**What you are asked to do**
Where the word "afgørelser" occurs in a line, return that line.

....

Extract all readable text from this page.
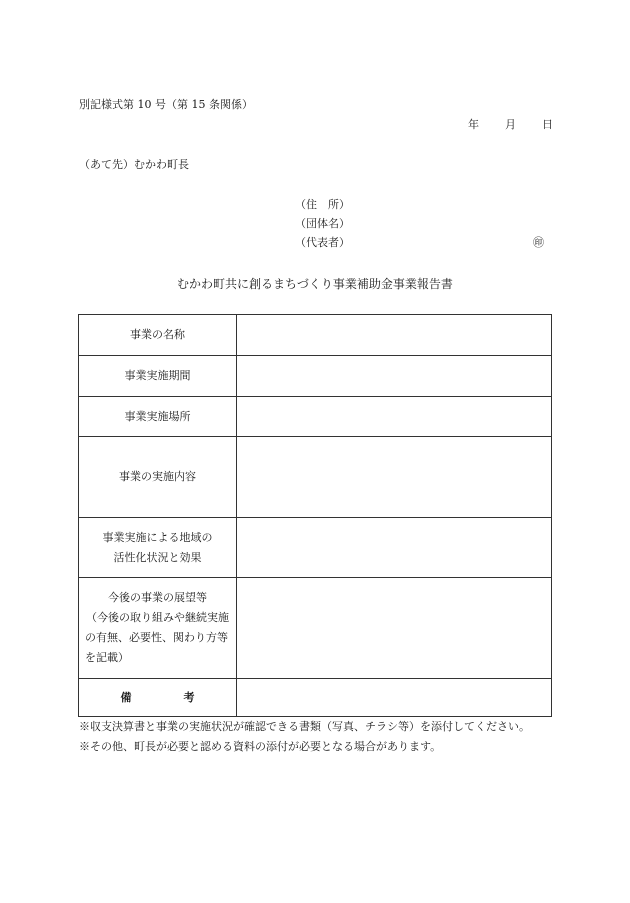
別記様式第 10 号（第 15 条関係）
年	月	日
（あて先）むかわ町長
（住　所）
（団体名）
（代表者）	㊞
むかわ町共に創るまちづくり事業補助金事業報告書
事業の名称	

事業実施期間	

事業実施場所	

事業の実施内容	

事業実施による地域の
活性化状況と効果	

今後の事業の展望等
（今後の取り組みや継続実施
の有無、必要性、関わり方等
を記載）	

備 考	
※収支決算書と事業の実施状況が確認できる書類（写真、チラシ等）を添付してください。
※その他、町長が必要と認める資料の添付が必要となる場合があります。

....

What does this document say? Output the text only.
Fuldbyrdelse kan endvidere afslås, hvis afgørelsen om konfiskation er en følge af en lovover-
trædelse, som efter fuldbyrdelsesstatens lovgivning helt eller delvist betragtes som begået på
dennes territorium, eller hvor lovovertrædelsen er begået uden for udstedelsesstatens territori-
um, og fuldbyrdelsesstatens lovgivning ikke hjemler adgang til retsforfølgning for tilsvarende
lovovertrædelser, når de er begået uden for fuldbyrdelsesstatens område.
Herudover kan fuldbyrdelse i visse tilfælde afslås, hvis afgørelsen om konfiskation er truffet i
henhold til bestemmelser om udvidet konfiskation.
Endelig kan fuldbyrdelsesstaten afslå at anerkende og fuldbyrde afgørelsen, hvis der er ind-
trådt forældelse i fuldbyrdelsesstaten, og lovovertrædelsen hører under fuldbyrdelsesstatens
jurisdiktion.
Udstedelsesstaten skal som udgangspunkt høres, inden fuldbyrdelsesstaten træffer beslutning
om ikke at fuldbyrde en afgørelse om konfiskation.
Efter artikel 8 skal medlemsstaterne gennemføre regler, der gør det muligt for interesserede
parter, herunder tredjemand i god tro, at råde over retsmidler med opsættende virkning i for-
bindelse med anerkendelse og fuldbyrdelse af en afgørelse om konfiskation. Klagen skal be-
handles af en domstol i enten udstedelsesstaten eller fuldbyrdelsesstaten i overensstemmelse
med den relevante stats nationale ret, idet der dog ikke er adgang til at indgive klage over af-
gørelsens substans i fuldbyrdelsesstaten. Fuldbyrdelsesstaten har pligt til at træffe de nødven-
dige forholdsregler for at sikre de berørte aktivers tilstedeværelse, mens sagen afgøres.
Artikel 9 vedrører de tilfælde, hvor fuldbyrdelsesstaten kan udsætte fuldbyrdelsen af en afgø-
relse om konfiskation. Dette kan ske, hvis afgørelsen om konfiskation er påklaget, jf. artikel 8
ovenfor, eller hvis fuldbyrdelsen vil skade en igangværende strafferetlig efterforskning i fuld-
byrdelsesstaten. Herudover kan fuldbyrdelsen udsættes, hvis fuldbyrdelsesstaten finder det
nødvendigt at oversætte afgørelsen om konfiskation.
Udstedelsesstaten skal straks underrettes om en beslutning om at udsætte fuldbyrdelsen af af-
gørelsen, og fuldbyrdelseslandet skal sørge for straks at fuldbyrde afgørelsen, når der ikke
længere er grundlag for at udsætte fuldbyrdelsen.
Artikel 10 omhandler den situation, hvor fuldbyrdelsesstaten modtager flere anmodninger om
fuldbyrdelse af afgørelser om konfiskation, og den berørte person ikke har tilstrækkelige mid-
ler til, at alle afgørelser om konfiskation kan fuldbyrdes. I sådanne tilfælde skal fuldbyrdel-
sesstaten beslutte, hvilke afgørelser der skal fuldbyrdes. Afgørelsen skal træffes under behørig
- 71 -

....

**Final result**
fuldbyrdelse af afgørelser om konfiskation, og den berørte person ikke har tilstrækkelige mid-
ler til, at alle afgørelser om konfiskation kan fuldbyrdes. I sådanne tilfælde skal fuldbyrdel-
sesstaten beslutte, hvilke afgørelser der skal fuldbyrdes. Afgørelsen skal træffes under behørig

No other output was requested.